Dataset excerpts

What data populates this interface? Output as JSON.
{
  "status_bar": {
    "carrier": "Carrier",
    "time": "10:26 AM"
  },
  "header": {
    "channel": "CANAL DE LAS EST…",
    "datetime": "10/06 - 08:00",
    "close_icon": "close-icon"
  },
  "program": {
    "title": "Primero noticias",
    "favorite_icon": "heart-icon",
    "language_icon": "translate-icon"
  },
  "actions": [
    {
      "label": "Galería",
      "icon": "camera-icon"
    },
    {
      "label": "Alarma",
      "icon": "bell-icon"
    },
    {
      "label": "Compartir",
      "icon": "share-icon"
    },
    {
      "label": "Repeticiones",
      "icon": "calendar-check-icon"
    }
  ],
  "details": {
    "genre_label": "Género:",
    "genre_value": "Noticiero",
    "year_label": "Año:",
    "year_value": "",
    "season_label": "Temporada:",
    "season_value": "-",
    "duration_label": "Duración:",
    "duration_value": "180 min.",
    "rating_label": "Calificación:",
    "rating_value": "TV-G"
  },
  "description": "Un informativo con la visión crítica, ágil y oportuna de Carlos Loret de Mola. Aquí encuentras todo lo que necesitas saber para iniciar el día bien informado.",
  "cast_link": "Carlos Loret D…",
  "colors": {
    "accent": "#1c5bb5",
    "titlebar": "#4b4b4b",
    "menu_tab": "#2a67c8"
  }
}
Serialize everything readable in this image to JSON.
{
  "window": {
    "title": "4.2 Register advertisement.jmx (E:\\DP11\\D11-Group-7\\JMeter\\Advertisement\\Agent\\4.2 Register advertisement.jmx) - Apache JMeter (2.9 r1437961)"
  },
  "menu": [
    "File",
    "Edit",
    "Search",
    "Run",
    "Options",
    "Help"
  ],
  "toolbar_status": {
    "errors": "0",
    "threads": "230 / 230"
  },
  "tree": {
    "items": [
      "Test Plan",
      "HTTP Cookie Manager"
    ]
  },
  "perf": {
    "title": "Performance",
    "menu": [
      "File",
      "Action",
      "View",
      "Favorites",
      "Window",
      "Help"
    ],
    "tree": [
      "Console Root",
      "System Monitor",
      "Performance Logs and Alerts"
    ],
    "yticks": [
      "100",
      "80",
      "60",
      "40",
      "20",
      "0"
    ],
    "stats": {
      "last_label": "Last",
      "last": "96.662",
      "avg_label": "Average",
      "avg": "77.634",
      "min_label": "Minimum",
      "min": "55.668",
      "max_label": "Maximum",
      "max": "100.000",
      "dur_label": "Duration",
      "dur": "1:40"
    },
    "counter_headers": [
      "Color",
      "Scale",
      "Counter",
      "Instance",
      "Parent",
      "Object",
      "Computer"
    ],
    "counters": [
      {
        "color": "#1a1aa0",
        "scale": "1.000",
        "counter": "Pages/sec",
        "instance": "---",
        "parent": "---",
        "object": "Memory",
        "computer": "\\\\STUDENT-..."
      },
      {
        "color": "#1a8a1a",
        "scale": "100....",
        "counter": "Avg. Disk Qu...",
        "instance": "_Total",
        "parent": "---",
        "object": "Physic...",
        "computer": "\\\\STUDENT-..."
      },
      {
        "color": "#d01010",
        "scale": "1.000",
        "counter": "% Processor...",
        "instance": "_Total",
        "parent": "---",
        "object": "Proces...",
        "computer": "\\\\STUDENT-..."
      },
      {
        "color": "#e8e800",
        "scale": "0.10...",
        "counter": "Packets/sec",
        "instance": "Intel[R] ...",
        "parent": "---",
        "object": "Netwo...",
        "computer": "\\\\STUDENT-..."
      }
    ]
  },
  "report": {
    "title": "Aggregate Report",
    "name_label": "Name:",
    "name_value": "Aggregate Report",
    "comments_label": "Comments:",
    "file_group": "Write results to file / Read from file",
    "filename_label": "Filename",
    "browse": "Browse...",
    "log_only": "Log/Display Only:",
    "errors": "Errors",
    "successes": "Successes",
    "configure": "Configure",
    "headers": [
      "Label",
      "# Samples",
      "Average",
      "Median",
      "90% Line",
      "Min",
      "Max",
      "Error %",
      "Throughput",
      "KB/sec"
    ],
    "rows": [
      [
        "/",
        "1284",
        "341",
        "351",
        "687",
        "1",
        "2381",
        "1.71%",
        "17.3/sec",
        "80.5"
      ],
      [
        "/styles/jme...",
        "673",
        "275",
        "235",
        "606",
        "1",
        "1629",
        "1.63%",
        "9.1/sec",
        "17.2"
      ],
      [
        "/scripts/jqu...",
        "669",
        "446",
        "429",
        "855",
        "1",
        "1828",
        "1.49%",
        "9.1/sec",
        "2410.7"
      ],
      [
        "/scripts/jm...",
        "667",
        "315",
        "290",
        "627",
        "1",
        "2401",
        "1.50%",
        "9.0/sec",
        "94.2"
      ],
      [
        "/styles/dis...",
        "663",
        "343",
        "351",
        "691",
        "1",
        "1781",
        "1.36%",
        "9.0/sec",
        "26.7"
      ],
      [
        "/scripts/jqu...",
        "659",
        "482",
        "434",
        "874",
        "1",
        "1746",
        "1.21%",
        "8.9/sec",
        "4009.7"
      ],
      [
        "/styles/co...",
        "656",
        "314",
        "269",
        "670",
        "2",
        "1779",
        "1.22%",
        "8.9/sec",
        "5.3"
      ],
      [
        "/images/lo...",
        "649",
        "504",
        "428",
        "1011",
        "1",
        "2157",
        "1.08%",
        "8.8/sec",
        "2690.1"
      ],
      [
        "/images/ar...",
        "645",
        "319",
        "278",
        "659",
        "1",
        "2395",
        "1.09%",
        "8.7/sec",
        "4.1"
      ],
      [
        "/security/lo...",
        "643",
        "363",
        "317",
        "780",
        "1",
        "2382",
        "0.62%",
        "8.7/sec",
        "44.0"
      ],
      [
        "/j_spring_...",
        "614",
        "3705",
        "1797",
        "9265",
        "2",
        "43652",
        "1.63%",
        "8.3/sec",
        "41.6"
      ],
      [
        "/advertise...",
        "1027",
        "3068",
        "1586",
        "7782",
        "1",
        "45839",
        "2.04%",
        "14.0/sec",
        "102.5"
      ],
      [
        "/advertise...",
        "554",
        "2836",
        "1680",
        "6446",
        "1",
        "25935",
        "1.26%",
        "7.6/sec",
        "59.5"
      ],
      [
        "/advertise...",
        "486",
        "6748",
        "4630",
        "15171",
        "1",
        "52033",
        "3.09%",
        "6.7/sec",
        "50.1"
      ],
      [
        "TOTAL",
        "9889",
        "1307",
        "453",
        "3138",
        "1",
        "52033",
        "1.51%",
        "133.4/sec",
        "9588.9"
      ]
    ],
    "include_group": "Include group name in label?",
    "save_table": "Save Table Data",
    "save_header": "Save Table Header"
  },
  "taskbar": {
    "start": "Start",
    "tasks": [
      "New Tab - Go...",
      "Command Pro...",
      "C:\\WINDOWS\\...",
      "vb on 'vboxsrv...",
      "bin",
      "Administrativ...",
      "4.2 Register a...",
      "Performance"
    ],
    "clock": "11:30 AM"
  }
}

:: REQUIREMENT ::
Reproduce every line from the entries that holds the word "this".

:: THE RESPONSE ::
What data populates this interface? Output as JSON.
Serialize everything readable in this image to JSON.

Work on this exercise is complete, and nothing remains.